▸ INPUT ROWS
--- Start ---

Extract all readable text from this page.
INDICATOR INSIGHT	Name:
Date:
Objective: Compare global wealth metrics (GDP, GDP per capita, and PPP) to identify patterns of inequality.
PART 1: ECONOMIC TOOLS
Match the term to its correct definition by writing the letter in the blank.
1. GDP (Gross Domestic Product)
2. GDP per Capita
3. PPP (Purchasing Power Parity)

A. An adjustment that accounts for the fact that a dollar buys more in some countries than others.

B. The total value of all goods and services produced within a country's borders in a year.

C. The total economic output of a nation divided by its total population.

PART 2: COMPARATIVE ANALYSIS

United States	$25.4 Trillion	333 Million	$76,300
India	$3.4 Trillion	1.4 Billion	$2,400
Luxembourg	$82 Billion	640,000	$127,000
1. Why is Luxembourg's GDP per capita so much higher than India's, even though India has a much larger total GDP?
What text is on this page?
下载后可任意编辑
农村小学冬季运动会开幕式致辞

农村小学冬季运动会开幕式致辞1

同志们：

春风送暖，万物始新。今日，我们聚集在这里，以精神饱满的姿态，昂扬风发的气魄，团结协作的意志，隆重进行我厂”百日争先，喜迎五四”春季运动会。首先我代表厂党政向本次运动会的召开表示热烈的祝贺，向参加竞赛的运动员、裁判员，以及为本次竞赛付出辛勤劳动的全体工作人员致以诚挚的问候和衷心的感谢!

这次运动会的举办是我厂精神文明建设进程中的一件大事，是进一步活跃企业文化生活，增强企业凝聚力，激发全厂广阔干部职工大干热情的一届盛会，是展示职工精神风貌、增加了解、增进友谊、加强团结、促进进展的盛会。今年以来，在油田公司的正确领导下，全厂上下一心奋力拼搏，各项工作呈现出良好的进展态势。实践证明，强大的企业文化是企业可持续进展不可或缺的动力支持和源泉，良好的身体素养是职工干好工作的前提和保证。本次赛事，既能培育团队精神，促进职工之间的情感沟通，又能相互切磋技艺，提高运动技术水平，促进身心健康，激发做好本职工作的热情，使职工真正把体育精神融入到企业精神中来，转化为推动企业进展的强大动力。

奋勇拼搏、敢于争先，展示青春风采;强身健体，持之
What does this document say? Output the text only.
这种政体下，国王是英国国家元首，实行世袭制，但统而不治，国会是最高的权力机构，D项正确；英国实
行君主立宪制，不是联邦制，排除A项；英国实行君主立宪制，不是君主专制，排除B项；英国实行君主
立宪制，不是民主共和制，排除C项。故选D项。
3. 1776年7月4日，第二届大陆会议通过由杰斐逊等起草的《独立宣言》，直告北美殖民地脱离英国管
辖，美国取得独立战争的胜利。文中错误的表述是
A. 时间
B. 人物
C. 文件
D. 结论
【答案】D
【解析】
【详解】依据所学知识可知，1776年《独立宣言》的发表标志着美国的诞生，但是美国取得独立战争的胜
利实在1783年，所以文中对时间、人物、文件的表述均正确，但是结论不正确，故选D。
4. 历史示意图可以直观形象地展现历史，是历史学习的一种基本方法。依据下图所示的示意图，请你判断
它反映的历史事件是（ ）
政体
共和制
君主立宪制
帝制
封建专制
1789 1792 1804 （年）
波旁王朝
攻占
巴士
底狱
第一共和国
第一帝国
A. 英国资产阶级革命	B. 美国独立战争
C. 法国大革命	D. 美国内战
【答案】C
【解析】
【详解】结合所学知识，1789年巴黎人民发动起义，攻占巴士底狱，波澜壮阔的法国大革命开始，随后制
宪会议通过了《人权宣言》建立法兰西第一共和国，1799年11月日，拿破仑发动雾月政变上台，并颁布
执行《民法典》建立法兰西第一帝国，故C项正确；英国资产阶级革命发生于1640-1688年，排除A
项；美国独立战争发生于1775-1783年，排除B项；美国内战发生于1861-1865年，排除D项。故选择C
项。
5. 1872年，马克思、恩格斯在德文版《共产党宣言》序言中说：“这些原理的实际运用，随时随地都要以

--- End ---

▸ TASK INSTRUCTIONS
Quote all of the entries exactly as they appear.

▸ ANSWER
Extract all readable text from this page.
INDICATOR INSIGHT	Name:
Date:
Objective: Compare global wealth metrics (GDP, GDP per capita, and PPP) to identify patterns of inequality.
PART 1: ECONOMIC TOOLS
Match the term to its correct definition by writing the letter in the blank.
1. GDP (Gross Domestic Product)
2. GDP per Capita
3. PPP (Purchasing Power Parity)

A. An adjustment that accounts for the fact that a dollar buys more in some countries than others.

B. The total value of all goods and services produced within a country's borders in a year.

C. The total economic output of a nation divided by its total population.

PART 2: COMPARATIVE ANALYSIS

United States	$25.4 Trillion	333 Million	$76,300
India	$3.4 Trillion	1.4 Billion	$2,400
Luxembourg	$82 Billion	640,000	$127,000
1. Why is Luxembourg's GDP per capita so much higher than India's, even though India has a much larger total GDP?
What text is on this page?
下载后可任意编辑
农村小学冬季运动会开幕式致辞

农村小学冬季运动会开幕式致辞1

同志们：

春风送暖，万物始新。今日，我们聚集在这里，以精神饱满的姿态，昂扬风发的气魄，团结协作的意志，隆重进行我厂”百日争先，喜迎五四”春季运动会。首先我代表厂党政向本次运动会的召开表示热烈的祝贺，向参加竞赛的运动员、裁判员，以及为本次竞赛付出辛勤劳动的全体工作人员致以诚挚的问候和衷心的感谢!

这次运动会的举办是我厂精神文明建设进程中的一件大事，是进一步活跃企业文化生活，增强企业凝聚力，激发全厂广阔干部职工大干热情的一届盛会，是展示职工精神风貌、增加了解、增进友谊、加强团结、促进进展的盛会。今年以来，在油田公司的正确领导下，全厂上下一心奋力拼搏，各项工作呈现出良好的进展态势。实践证明，强大的企业文化是企业可持续进展不可或缺的动力支持和源泉，良好的身体素养是职工干好工作的前提和保证。本次赛事，既能培育团队精神，促进职工之间的情感沟通，又能相互切磋技艺，提高运动技术水平，促进身心健康，激发做好本职工作的热情，使职工真正把体育精神融入到企业精神中来，转化为推动企业进展的强大动力。

奋勇拼搏、敢于争先，展示青春风采;强身健体，持之
What does this document say? Output the text only.
这种政体下，国王是英国国家元首，实行世袭制，但统而不治，国会是最高的权力机构，D项正确；英国实
行君主立宪制，不是联邦制，排除A项；英国实行君主立宪制，不是君主专制，排除B项；英国实行君主
立宪制，不是民主共和制，排除C项。故选D项。
3. 1776年7月4日，第二届大陆会议通过由杰斐逊等起草的《独立宣言》，直告北美殖民地脱离英国管
辖，美国取得独立战争的胜利。文中错误的表述是
A. 时间
B. 人物
C. 文件
D. 结论
【答案】D
【解析】
【详解】依据所学知识可知，1776年《独立宣言》的发表标志着美国的诞生，但是美国取得独立战争的胜
利实在1783年，所以文中对时间、人物、文件的表述均正确，但是结论不正确，故选D。
4. 历史示意图可以直观形象地展现历史，是历史学习的一种基本方法。依据下图所示的示意图，请你判断
它反映的历史事件是（ ）
政体
共和制
君主立宪制
帝制
封建专制
1789 1792 1804 （年）
波旁王朝
攻占
巴士
底狱
第一共和国
第一帝国
A. 英国资产阶级革命	B. 美国独立战争
C. 法国大革命	D. 美国内战
【答案】C
【解析】
【详解】结合所学知识，1789年巴黎人民发动起义，攻占巴士底狱，波澜壮阔的法国大革命开始，随后制
宪会议通过了《人权宣言》建立法兰西第一共和国，1799年11月日，拿破仑发动雾月政变上台，并颁布
执行《民法典》建立法兰西第一帝国，故C项正确；英国资产阶级革命发生于1640-1688年，排除A
项；美国独立战争发生于1775-1783年，排除B项；美国内战发生于1861-1865年，排除D项。故选择C
项。
5. 1872年，马克思、恩格斯在德文版《共产党宣言》序言中说：“这些原理的实际运用，随时随地都要以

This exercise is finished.